### Short exercise
Search the listing below for the string "нового" and show each line that contains it.

>> begin Entries provided

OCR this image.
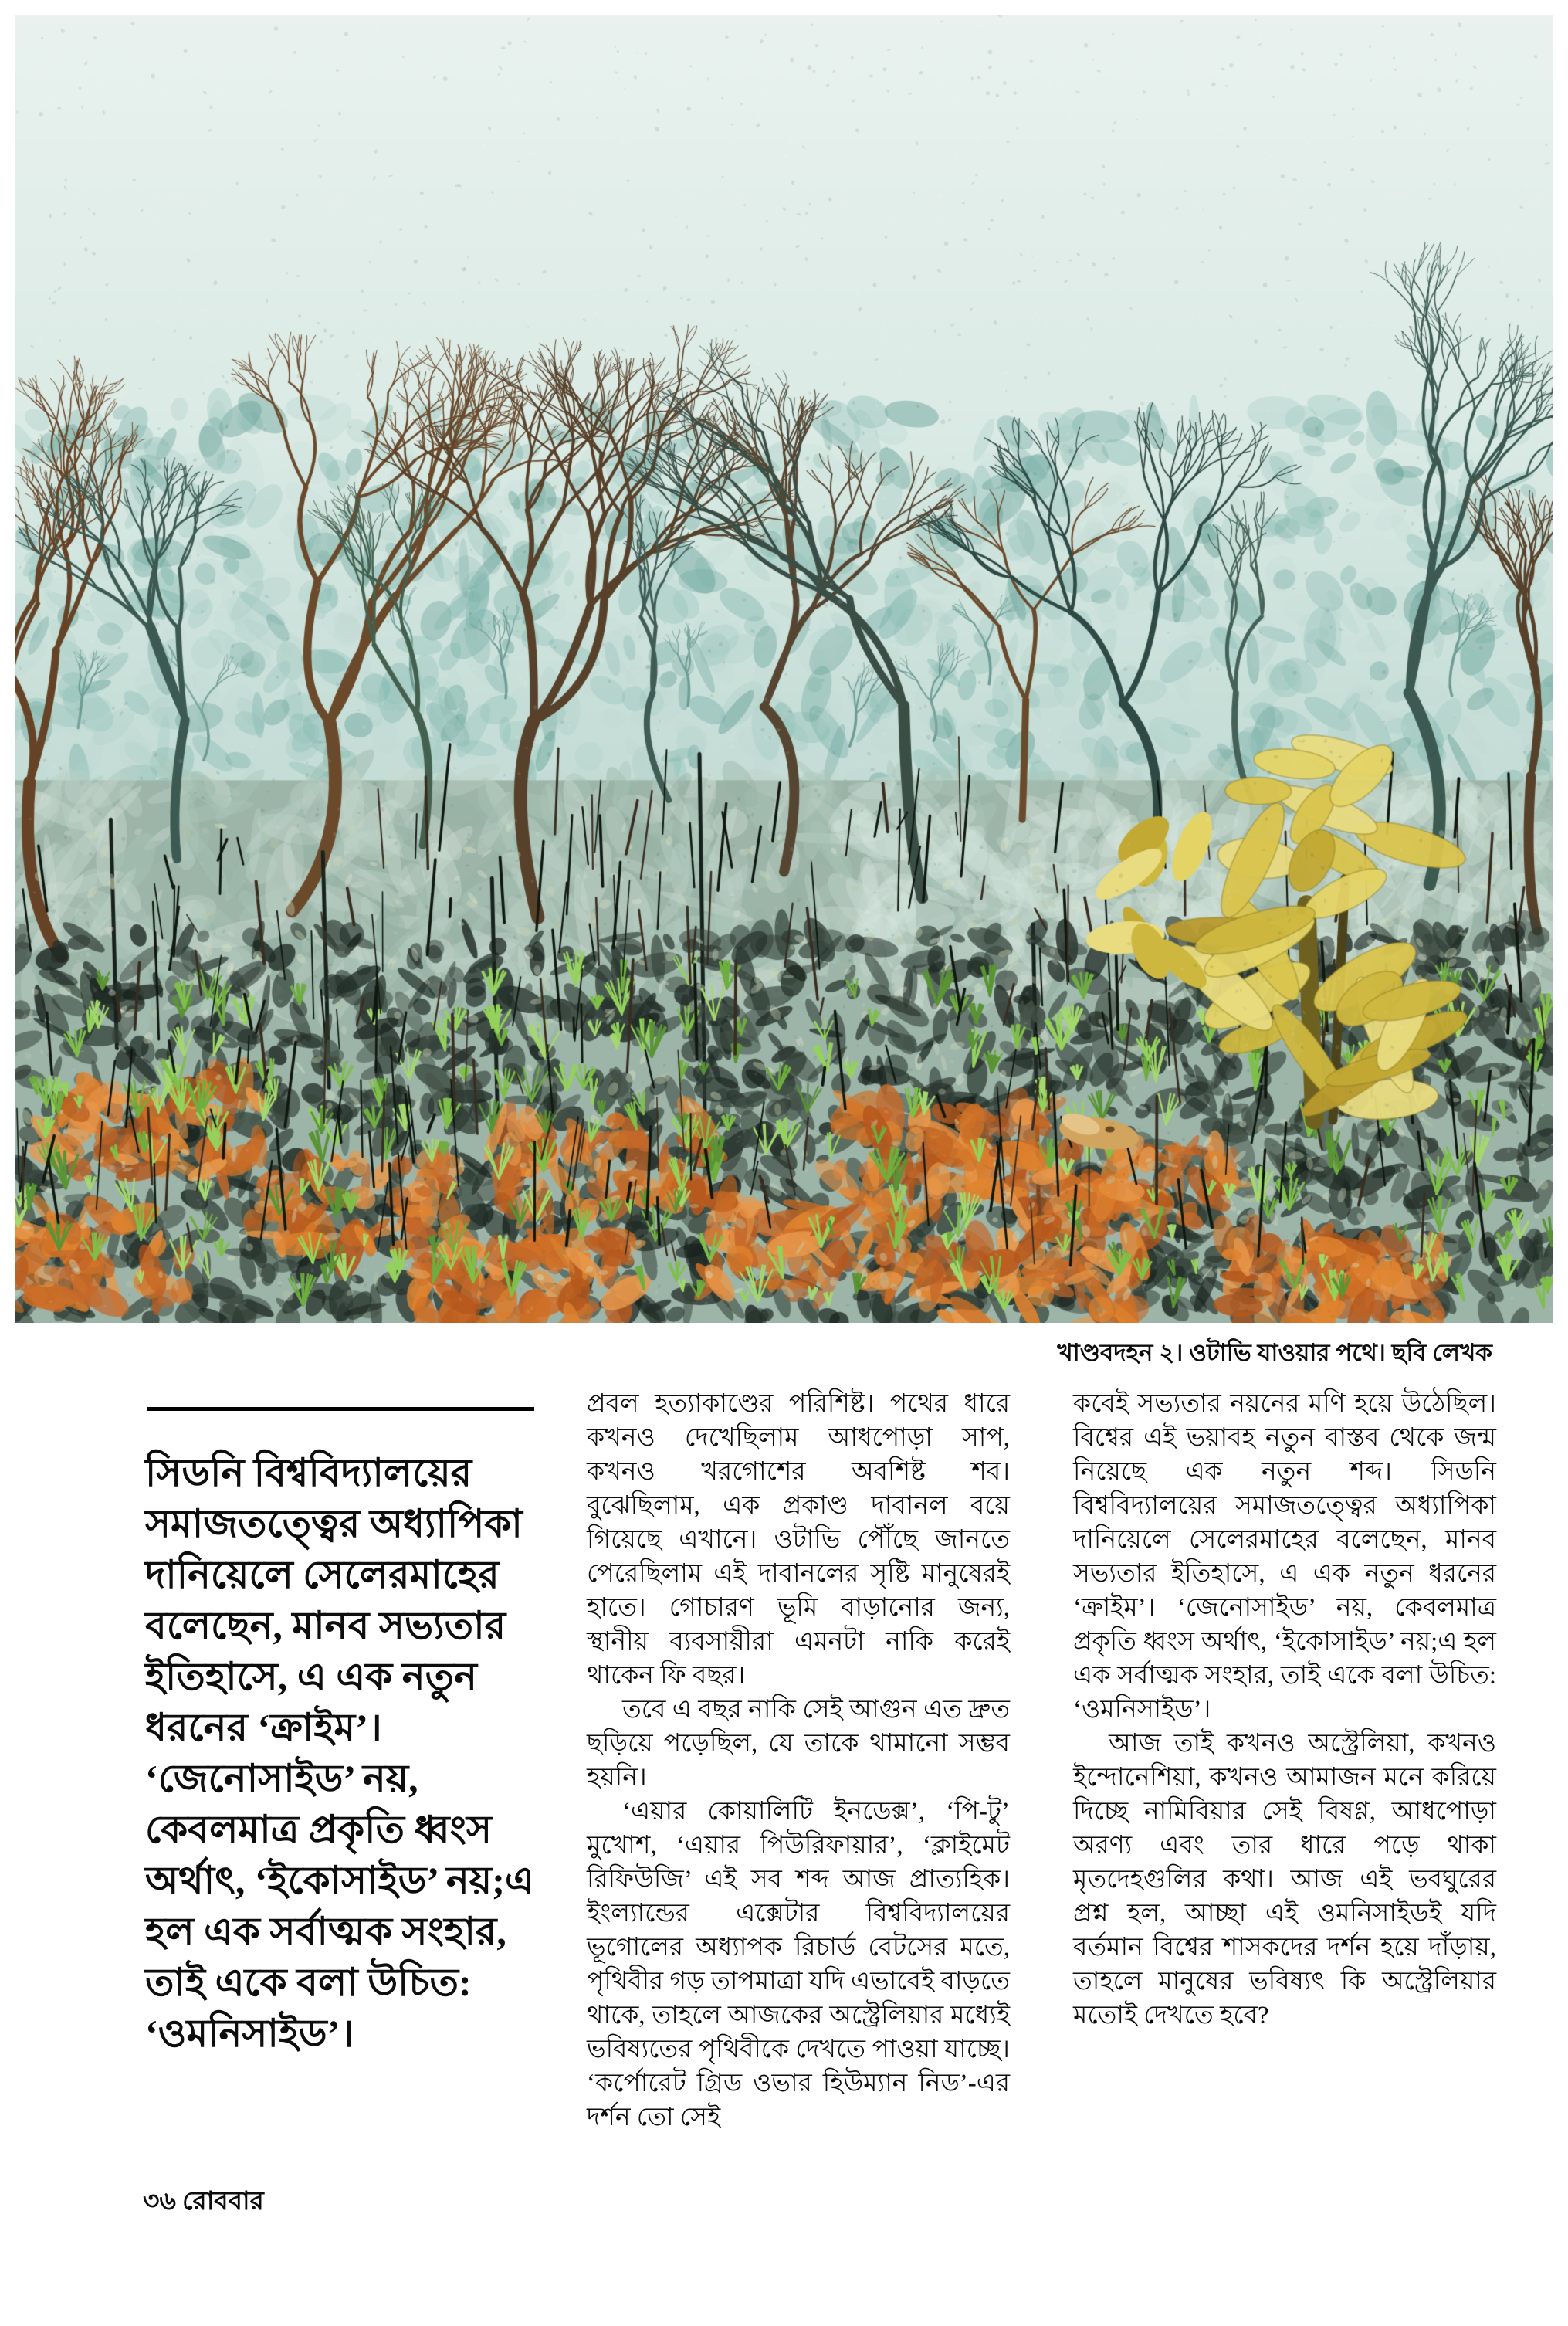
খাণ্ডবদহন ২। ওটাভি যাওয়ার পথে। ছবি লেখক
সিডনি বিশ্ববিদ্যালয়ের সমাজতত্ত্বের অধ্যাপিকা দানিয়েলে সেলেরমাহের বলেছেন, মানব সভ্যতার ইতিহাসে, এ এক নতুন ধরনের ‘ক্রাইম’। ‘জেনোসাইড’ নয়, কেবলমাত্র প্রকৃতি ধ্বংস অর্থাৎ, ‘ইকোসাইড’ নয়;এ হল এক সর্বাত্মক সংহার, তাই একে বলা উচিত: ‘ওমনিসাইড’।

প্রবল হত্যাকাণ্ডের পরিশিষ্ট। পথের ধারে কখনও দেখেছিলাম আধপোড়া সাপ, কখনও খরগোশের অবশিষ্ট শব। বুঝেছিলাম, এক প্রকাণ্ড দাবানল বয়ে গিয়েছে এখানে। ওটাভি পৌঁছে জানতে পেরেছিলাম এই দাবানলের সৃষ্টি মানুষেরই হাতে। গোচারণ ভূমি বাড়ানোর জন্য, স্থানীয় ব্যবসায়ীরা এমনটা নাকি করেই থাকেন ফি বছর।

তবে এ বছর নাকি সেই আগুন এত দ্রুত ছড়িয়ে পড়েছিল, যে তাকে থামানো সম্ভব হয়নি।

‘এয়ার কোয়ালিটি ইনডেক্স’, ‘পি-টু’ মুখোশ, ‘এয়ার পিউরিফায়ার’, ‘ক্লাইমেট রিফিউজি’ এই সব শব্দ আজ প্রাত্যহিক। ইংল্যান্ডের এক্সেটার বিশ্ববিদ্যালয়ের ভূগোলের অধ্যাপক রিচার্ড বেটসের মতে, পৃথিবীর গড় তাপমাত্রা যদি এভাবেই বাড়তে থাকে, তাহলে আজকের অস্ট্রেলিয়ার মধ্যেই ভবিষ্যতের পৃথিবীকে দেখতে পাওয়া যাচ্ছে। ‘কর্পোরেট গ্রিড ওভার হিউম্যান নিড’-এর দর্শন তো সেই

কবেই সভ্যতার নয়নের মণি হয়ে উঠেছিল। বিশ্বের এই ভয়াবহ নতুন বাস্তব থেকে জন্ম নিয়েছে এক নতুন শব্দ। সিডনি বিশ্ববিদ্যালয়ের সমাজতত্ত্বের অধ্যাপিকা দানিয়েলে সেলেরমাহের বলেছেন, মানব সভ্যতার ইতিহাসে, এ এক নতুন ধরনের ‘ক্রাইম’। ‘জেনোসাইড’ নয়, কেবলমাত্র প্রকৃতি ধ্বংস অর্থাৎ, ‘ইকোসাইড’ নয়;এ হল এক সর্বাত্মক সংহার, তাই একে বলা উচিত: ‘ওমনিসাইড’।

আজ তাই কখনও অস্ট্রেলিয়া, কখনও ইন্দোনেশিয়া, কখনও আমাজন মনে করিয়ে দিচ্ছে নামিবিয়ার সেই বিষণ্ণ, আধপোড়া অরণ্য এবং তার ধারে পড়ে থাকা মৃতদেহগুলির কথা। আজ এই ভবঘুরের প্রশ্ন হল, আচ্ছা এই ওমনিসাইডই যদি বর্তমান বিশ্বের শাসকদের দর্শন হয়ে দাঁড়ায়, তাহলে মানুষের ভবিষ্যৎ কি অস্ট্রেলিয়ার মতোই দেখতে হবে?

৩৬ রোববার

>> end Entries provided
>> begin Entries provided

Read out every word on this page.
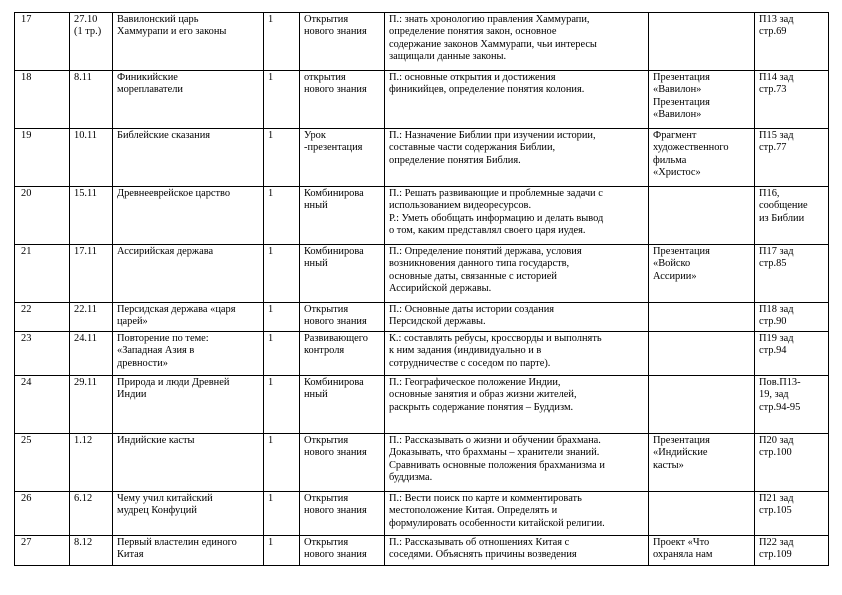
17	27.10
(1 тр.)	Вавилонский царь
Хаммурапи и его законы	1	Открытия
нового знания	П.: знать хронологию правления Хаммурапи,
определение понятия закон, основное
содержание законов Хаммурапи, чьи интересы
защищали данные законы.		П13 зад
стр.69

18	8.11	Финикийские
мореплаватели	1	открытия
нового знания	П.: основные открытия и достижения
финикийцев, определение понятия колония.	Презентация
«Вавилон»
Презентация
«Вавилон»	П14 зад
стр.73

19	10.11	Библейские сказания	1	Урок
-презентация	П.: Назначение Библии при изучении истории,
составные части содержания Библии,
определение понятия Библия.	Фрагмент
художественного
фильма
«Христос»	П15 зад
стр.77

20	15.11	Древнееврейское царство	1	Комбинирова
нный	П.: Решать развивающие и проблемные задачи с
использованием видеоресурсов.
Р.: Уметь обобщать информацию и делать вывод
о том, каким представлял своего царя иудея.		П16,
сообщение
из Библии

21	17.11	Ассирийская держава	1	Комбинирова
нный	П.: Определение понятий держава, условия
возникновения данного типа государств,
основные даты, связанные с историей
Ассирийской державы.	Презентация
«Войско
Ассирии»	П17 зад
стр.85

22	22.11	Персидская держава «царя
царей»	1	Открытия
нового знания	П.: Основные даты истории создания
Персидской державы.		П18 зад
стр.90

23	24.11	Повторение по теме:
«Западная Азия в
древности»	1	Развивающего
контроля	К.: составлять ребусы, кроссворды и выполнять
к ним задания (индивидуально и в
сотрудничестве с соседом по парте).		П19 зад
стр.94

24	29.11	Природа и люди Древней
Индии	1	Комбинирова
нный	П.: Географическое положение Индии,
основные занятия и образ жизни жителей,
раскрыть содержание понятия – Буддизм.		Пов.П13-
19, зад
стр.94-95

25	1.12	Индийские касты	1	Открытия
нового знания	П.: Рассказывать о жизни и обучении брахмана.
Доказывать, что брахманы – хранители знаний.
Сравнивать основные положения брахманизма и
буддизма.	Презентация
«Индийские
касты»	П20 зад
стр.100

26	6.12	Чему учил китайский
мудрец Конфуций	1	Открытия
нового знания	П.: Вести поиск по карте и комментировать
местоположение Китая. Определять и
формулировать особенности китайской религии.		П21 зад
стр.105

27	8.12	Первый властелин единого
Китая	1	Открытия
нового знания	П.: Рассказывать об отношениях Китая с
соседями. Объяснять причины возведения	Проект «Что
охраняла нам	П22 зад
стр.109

>> end Entries provided

### Response
нового знания	П.: знать хронологию правления Хаммурапи,
нового знания	П.: основные открытия и достижения
нового знания	П.: Основные даты истории создания
нового знания	П.: Рассказывать о жизни и обучении брахмана.
нового знания	П.: Вести поиск по карте и комментировать
нового знания	П.: Рассказывать об отношениях Китая с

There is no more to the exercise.